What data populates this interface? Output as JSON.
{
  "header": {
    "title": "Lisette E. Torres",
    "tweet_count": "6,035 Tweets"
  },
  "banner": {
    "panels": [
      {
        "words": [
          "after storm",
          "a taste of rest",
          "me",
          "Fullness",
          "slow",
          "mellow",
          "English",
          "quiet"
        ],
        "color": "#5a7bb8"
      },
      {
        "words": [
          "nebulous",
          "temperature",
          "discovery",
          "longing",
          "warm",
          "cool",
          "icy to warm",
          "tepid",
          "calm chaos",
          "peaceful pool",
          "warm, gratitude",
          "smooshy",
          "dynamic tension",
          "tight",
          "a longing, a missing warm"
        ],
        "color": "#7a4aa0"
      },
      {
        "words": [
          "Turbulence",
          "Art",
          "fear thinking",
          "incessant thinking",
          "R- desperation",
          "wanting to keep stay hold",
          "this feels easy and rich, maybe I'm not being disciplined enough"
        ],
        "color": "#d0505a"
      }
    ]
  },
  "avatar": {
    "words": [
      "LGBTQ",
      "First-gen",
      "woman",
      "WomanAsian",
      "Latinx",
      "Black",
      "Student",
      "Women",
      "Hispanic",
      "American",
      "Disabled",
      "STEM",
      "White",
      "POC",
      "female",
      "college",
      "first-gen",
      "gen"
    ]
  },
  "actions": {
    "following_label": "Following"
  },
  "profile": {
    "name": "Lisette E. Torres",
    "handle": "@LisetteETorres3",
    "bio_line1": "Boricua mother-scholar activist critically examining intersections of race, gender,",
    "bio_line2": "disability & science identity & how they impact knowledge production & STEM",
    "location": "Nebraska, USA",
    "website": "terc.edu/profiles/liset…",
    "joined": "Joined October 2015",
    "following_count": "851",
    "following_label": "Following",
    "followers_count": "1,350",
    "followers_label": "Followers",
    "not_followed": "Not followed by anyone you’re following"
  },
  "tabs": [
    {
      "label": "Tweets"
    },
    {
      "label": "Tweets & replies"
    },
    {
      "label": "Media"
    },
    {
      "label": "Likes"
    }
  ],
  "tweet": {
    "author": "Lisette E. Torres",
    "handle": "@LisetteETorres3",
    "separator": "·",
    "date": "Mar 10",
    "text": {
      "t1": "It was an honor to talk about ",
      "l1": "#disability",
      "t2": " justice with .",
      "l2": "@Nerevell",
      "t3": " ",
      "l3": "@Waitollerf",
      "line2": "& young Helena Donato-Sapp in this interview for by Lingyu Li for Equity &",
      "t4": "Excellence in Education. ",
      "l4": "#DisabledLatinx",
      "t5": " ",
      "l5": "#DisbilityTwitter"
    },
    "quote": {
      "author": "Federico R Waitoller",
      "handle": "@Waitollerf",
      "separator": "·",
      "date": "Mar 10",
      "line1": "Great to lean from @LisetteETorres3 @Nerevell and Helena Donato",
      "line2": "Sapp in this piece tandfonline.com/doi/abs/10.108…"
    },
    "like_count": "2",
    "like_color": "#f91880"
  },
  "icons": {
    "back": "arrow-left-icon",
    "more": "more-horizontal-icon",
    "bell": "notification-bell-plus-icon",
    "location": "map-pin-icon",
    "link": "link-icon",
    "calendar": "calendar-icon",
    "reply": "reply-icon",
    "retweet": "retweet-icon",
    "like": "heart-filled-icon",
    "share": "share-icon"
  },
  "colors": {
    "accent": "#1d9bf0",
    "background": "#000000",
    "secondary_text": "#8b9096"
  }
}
....
● AIM
Quote the whole listing above, leaving nothing out.

● FINISHED ANSWER
What data populates this interface? Output as JSON.
{
  "header": {
    "title": "Lisette E. Torres",
    "tweet_count": "6,035 Tweets"
  },
  "banner": {
    "panels": [
      {
        "words": [
          "after storm",
          "a taste of rest",
          "me",
          "Fullness",
          "slow",
          "mellow",
          "English",
          "quiet"
        ],
        "color": "#5a7bb8"
      },
      {
        "words": [
          "nebulous",
          "temperature",
          "discovery",
          "longing",
          "warm",
          "cool",
          "icy to warm",
          "tepid",
          "calm chaos",
          "peaceful pool",
          "warm, gratitude",
          "smooshy",
          "dynamic tension",
          "tight",
          "a longing, a missing warm"
        ],
        "color": "#7a4aa0"
      },
      {
        "words": [
          "Turbulence",
          "Art",
          "fear thinking",
          "incessant thinking",
          "R- desperation",
          "wanting to keep stay hold",
          "this feels easy and rich, maybe I'm not being disciplined enough"
        ],
        "color": "#d0505a"
      }
    ]
  },
  "avatar": {
    "words": [
      "LGBTQ",
      "First-gen",
      "woman",
      "WomanAsian",
      "Latinx",
      "Black",
      "Student",
      "Women",
      "Hispanic",
      "American",
      "Disabled",
      "STEM",
      "White",
      "POC",
      "female",
      "college",
      "first-gen",
      "gen"
    ]
  },
  "actions": {
    "following_label": "Following"
  },
  "profile": {
    "name": "Lisette E. Torres",
    "handle": "@LisetteETorres3",
    "bio_line1": "Boricua mother-scholar activist critically examining intersections of race, gender,",
    "bio_line2": "disability & science identity & how they impact knowledge production & STEM",
    "location": "Nebraska, USA",
    "website": "terc.edu/profiles/liset…",
    "joined": "Joined October 2015",
    "following_count": "851",
    "following_label": "Following",
    "followers_count": "1,350",
    "followers_label": "Followers",
    "not_followed": "Not followed by anyone you’re following"
  },
  "tabs": [
    {
      "label": "Tweets"
    },
    {
      "label": "Tweets & replies"
    },
    {
      "label": "Media"
    },
    {
      "label": "Likes"
    }
  ],
  "tweet": {
    "author": "Lisette E. Torres",
    "handle": "@LisetteETorres3",
    "separator": "·",
    "date": "Mar 10",
    "text": {
      "t1": "It was an honor to talk about ",
      "l1": "#disability",
      "t2": " justice with .",
      "l2": "@Nerevell",
      "t3": " ",
      "l3": "@Waitollerf",
      "line2": "& young Helena Donato-Sapp in this interview for by Lingyu Li for Equity &",
      "t4": "Excellence in Education. ",
      "l4": "#DisabledLatinx",
      "t5": " ",
      "l5": "#DisbilityTwitter"
    },
    "quote": {
      "author": "Federico R Waitoller",
      "handle": "@Waitollerf",
      "separator": "·",
      "date": "Mar 10",
      "line1": "Great to lean from @LisetteETorres3 @Nerevell and Helena Donato",
      "line2": "Sapp in this piece tandfonline.com/doi/abs/10.108…"
    },
    "like_count": "2",
    "like_color": "#f91880"
  },
  "icons": {
    "back": "arrow-left-icon",
    "more": "more-horizontal-icon",
    "bell": "notification-bell-plus-icon",
    "location": "map-pin-icon",
    "link": "link-icon",
    "calendar": "calendar-icon",
    "reply": "reply-icon",
    "retweet": "retweet-icon",
    "like": "heart-filled-icon",
    "share": "share-icon"
  },
  "colors": {
    "accent": "#1d9bf0",
    "background": "#000000",
    "secondary_text": "#8b9096"
  }
}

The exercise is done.